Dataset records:
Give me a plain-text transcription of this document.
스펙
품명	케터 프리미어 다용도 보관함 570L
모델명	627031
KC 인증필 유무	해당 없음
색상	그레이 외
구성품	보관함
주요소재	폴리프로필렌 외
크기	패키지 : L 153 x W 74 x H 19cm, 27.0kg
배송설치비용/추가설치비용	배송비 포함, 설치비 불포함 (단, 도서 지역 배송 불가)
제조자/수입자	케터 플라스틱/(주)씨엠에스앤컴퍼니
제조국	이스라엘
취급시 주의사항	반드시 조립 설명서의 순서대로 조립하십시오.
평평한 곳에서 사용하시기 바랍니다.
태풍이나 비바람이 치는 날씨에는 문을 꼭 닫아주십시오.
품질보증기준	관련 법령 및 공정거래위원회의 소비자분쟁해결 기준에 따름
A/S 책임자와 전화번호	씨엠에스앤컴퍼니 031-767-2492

* _TASK INSTRUCTIONS_
Print every line of the records exactly. Omit nothing.

* _ANSWER FOR THIS EXERCISE_
Give me a plain-text transcription of this document.
스펙
품명	케터 프리미어 다용도 보관함 570L
모델명	627031
KC 인증필 유무	해당 없음
색상	그레이 외
구성품	보관함
주요소재	폴리프로필렌 외
크기	패키지 : L 153 x W 74 x H 19cm, 27.0kg
배송설치비용/추가설치비용	배송비 포함, 설치비 불포함 (단, 도서 지역 배송 불가)
제조자/수입자	케터 플라스틱/(주)씨엠에스앤컴퍼니
제조국	이스라엘
취급시 주의사항	반드시 조립 설명서의 순서대로 조립하십시오.
평평한 곳에서 사용하시기 바랍니다.
태풍이나 비바람이 치는 날씨에는 문을 꼭 닫아주십시오.
품질보증기준	관련 법령 및 공정거래위원회의 소비자분쟁해결 기준에 따름
A/S 책임자와 전화번호	씨엠에스앤컴퍼니 031-767-2492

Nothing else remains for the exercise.